#### What is asked:
Produce an exact copy of all the records.

(Saved entries)
○ ○ ○ ○

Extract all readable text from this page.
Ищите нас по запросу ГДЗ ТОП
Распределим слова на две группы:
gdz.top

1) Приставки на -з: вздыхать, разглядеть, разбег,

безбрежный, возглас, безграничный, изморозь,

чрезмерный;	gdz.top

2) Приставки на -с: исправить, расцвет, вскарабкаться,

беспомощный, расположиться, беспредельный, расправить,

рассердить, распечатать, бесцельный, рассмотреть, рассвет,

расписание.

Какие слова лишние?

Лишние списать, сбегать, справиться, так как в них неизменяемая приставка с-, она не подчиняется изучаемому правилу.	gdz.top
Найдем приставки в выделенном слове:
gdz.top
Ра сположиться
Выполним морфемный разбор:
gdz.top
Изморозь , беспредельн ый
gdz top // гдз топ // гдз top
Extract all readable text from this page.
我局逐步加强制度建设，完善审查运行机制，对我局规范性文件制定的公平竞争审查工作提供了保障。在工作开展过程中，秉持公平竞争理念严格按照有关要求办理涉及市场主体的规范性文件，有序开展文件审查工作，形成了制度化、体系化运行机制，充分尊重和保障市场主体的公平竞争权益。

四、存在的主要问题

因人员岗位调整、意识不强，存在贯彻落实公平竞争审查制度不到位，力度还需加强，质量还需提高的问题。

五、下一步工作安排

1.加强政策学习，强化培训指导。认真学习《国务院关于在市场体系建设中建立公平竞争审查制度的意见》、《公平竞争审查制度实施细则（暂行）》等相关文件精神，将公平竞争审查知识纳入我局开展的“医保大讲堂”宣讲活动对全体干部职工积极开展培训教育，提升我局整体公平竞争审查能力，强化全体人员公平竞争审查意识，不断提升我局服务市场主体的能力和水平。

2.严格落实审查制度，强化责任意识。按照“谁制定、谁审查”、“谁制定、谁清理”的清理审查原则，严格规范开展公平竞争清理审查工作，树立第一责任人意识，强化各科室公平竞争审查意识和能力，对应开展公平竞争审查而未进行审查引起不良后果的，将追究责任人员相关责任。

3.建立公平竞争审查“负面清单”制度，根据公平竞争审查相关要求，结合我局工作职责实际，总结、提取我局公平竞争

○ ○ ○ ○

#### Solution to this task:
Extract all readable text from this page.
Ищите нас по запросу ГДЗ ТОП
Распределим слова на две группы:
gdz.top

1) Приставки на -з: вздыхать, разглядеть, разбег,

безбрежный, возглас, безграничный, изморозь,

чрезмерный;	gdz.top

2) Приставки на -с: исправить, расцвет, вскарабкаться,

беспомощный, расположиться, беспредельный, расправить,

рассердить, распечатать, бесцельный, рассмотреть, рассвет,

расписание.

Какие слова лишние?

Лишние списать, сбегать, справиться, так как в них неизменяемая приставка с-, она не подчиняется изучаемому правилу.	gdz.top
Найдем приставки в выделенном слове:
gdz.top
Ра сположиться
Выполним морфемный разбор:
gdz.top
Изморозь , беспредельн ый
gdz top // гдз топ // гдз top
Extract all readable text from this page.
我局逐步加强制度建设，完善审查运行机制，对我局规范性文件制定的公平竞争审查工作提供了保障。在工作开展过程中，秉持公平竞争理念严格按照有关要求办理涉及市场主体的规范性文件，有序开展文件审查工作，形成了制度化、体系化运行机制，充分尊重和保障市场主体的公平竞争权益。

四、存在的主要问题

因人员岗位调整、意识不强，存在贯彻落实公平竞争审查制度不到位，力度还需加强，质量还需提高的问题。

五、下一步工作安排

1.加强政策学习，强化培训指导。认真学习《国务院关于在市场体系建设中建立公平竞争审查制度的意见》、《公平竞争审查制度实施细则（暂行）》等相关文件精神，将公平竞争审查知识纳入我局开展的“医保大讲堂”宣讲活动对全体干部职工积极开展培训教育，提升我局整体公平竞争审查能力，强化全体人员公平竞争审查意识，不断提升我局服务市场主体的能力和水平。

2.严格落实审查制度，强化责任意识。按照“谁制定、谁审查”、“谁制定、谁清理”的清理审查原则，严格规范开展公平竞争清理审查工作，树立第一责任人意识，强化各科室公平竞争审查意识和能力，对应开展公平竞争审查而未进行审查引起不良后果的，将追究责任人员相关责任。

3.建立公平竞争审查“负面清单”制度，根据公平竞争审查相关要求，结合我局工作职责实际，总结、提取我局公平竞争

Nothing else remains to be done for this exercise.